WRITTEN PROBLEM: Repeat the material below exactly, with no pictures.

(Extracted data entries)
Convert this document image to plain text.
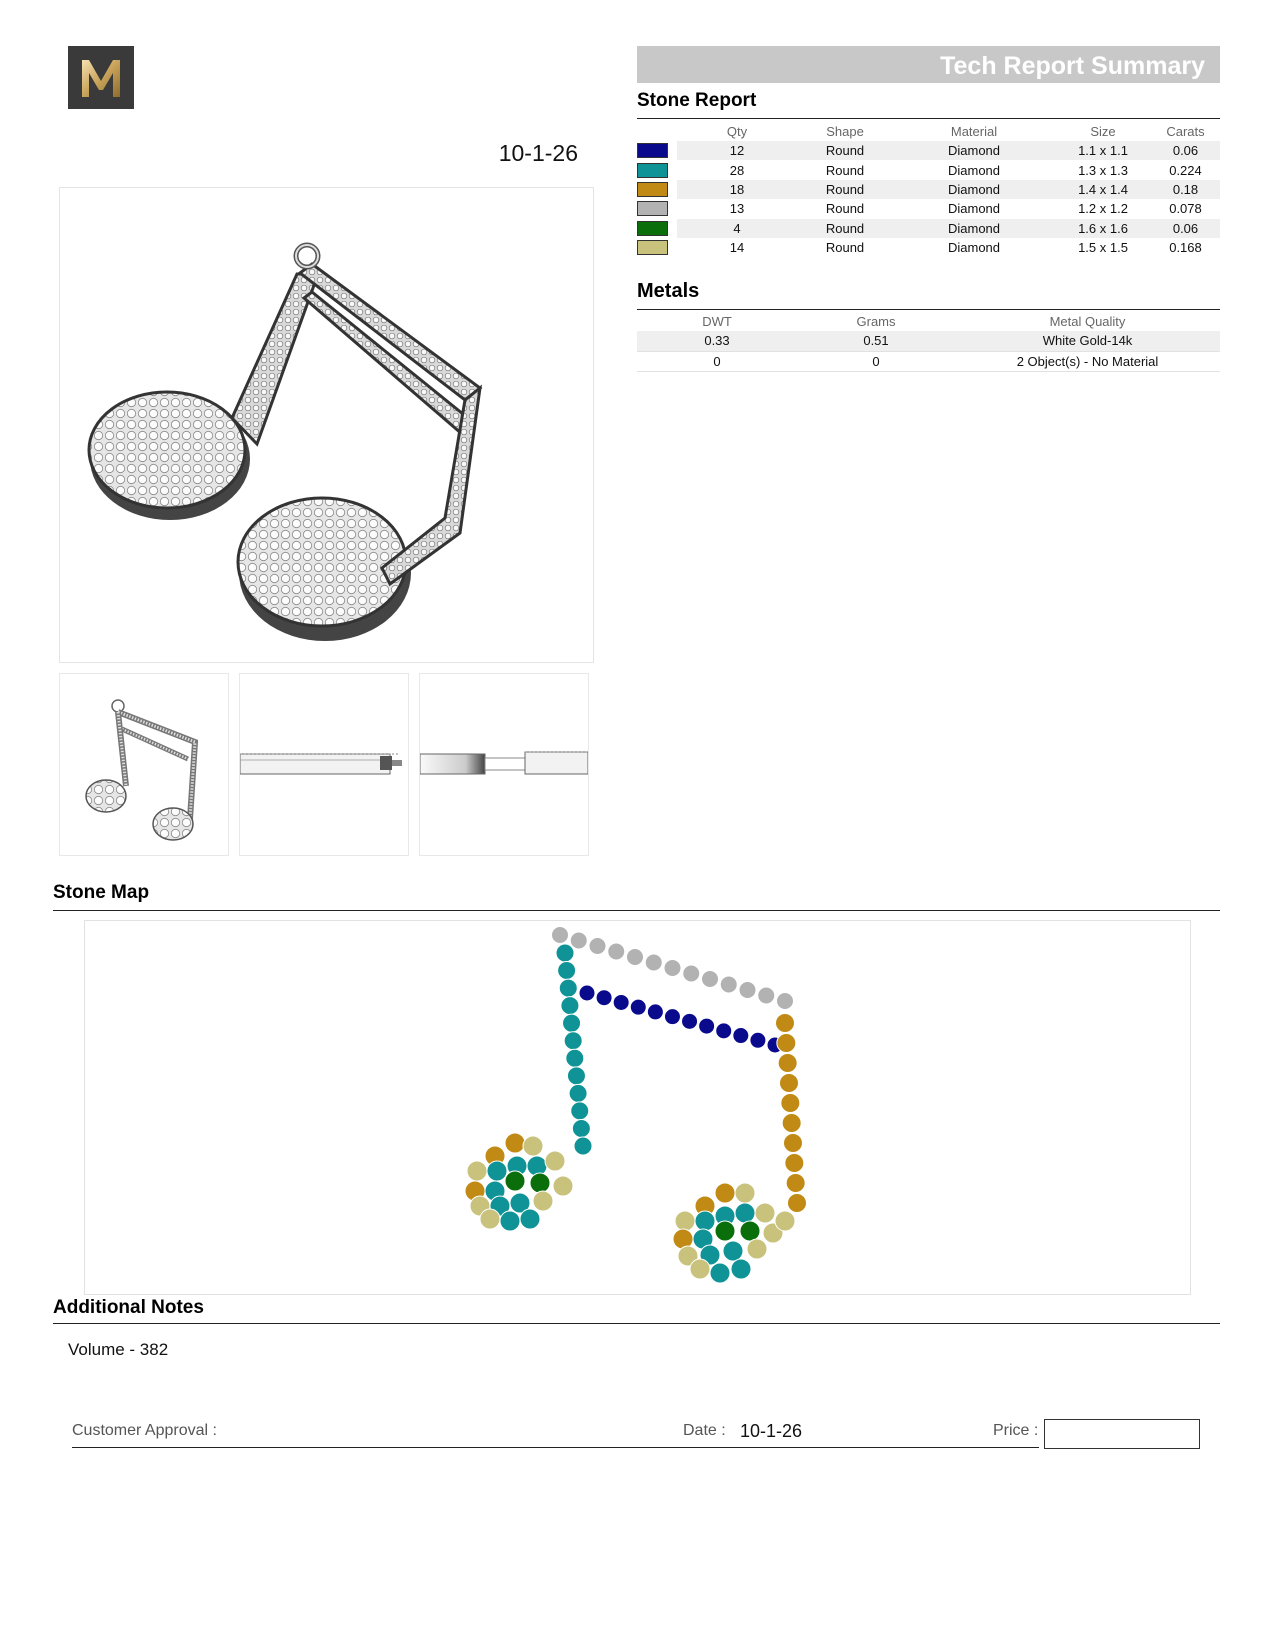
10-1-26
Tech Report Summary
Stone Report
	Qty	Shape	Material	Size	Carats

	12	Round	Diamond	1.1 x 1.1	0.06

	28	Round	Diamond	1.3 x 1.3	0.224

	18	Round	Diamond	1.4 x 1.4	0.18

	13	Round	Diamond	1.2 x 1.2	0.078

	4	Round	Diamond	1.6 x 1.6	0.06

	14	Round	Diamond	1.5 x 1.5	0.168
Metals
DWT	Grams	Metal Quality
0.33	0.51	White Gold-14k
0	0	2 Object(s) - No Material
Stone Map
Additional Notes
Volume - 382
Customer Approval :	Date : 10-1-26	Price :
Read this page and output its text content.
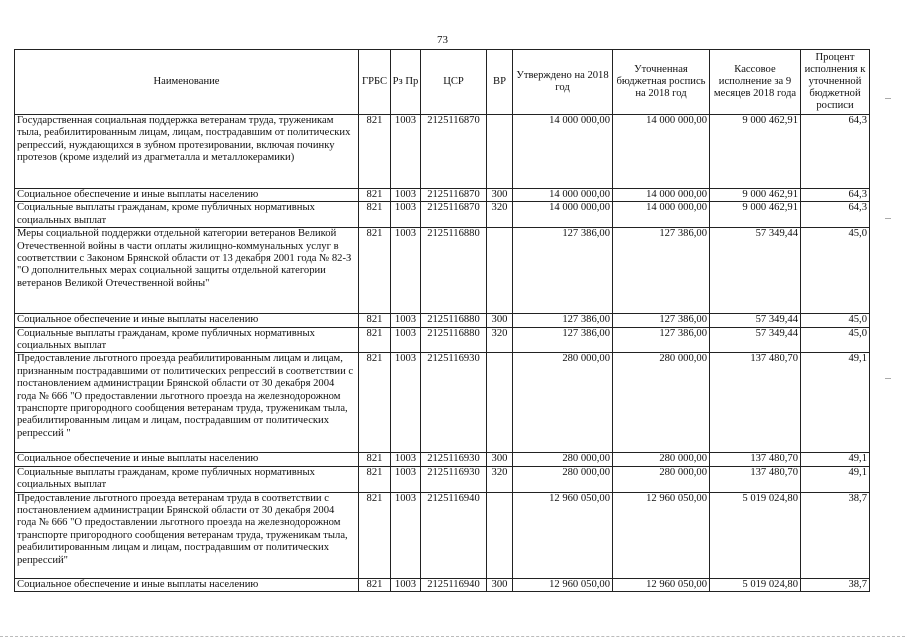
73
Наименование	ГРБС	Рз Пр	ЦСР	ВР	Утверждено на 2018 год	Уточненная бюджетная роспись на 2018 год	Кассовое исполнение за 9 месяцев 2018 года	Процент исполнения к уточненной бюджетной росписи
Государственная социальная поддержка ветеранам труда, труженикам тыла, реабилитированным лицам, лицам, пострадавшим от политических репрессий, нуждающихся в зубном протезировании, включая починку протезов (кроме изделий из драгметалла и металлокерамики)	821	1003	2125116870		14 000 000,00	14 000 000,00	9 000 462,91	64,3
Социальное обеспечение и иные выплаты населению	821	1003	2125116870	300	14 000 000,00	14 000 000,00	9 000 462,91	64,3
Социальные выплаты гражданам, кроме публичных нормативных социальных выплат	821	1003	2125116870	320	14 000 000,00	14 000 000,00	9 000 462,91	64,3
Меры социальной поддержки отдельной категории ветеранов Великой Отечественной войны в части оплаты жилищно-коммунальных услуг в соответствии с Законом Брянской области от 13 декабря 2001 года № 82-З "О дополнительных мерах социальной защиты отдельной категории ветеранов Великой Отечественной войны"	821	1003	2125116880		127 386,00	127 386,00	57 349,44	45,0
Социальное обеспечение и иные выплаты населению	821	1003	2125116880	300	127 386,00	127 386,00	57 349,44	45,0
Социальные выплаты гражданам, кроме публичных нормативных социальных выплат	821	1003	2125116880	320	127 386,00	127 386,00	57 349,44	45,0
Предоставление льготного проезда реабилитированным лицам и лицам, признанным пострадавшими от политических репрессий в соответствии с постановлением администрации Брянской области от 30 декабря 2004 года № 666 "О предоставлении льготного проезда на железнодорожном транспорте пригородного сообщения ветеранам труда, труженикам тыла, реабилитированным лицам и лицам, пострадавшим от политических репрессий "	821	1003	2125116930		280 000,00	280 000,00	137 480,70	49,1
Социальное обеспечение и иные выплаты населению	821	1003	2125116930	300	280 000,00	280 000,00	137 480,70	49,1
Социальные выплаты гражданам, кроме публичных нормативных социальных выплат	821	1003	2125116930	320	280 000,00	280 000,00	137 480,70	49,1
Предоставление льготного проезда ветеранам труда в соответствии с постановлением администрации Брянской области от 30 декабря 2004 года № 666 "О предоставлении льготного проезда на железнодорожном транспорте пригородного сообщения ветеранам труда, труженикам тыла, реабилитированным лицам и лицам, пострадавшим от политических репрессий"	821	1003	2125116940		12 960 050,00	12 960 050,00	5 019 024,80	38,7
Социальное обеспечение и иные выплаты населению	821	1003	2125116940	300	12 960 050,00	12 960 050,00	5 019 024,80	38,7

FULL RESPONSE:
Convert this document image to plain text.
10-1-26
Tech Report Summary
Stone Report
	Qty	Shape	Material	Size	Carats

	12	Round	Diamond	1.1 x 1.1	0.06

	28	Round	Diamond	1.3 x 1.3	0.224

	18	Round	Diamond	1.4 x 1.4	0.18

	13	Round	Diamond	1.2 x 1.2	0.078

	4	Round	Diamond	1.6 x 1.6	0.06

	14	Round	Diamond	1.5 x 1.5	0.168
Metals
DWT	Grams	Metal Quality
0.33	0.51	White Gold-14k
0	0	2 Object(s) - No Material
Stone Map
Additional Notes
Volume - 382
Customer Approval :	Date : 10-1-26	Price :
Read this page and output its text content.
73
Наименование	ГРБС	Рз Пр	ЦСР	ВР	Утверждено на 2018 год	Уточненная бюджетная роспись на 2018 год	Кассовое исполнение за 9 месяцев 2018 года	Процент исполнения к уточненной бюджетной росписи
Государственная социальная поддержка ветеранам труда, труженикам тыла, реабилитированным лицам, лицам, пострадавшим от политических репрессий, нуждающихся в зубном протезировании, включая починку протезов (кроме изделий из драгметалла и металлокерамики)	821	1003	2125116870		14 000 000,00	14 000 000,00	9 000 462,91	64,3
Социальное обеспечение и иные выплаты населению	821	1003	2125116870	300	14 000 000,00	14 000 000,00	9 000 462,91	64,3
Социальные выплаты гражданам, кроме публичных нормативных социальных выплат	821	1003	2125116870	320	14 000 000,00	14 000 000,00	9 000 462,91	64,3
Меры социальной поддержки отдельной категории ветеранов Великой Отечественной войны в части оплаты жилищно-коммунальных услуг в соответствии с Законом Брянской области от 13 декабря 2001 года № 82-З "О дополнительных мерах социальной защиты отдельной категории ветеранов Великой Отечественной войны"	821	1003	2125116880		127 386,00	127 386,00	57 349,44	45,0
Социальное обеспечение и иные выплаты населению	821	1003	2125116880	300	127 386,00	127 386,00	57 349,44	45,0
Социальные выплаты гражданам, кроме публичных нормативных социальных выплат	821	1003	2125116880	320	127 386,00	127 386,00	57 349,44	45,0
Предоставление льготного проезда реабилитированным лицам и лицам, признанным пострадавшими от политических репрессий в соответствии с постановлением администрации Брянской области от 30 декабря 2004 года № 666 "О предоставлении льготного проезда на железнодорожном транспорте пригородного сообщения ветеранам труда, труженикам тыла, реабилитированным лицам и лицам, пострадавшим от политических репрессий "	821	1003	2125116930		280 000,00	280 000,00	137 480,70	49,1
Социальное обеспечение и иные выплаты населению	821	1003	2125116930	300	280 000,00	280 000,00	137 480,70	49,1
Социальные выплаты гражданам, кроме публичных нормативных социальных выплат	821	1003	2125116930	320	280 000,00	280 000,00	137 480,70	49,1
Предоставление льготного проезда ветеранам труда в соответствии с постановлением администрации Брянской области от 30 декабря 2004 года № 666 "О предоставлении льготного проезда на железнодорожном транспорте пригородного сообщения ветеранам труда, труженикам тыла, реабилитированным лицам и лицам, пострадавшим от политических репрессий"	821	1003	2125116940		12 960 050,00	12 960 050,00	5 019 024,80	38,7
Социальное обеспечение и иные выплаты населению	821	1003	2125116940	300	12 960 050,00	12 960 050,00	5 019 024,80	38,7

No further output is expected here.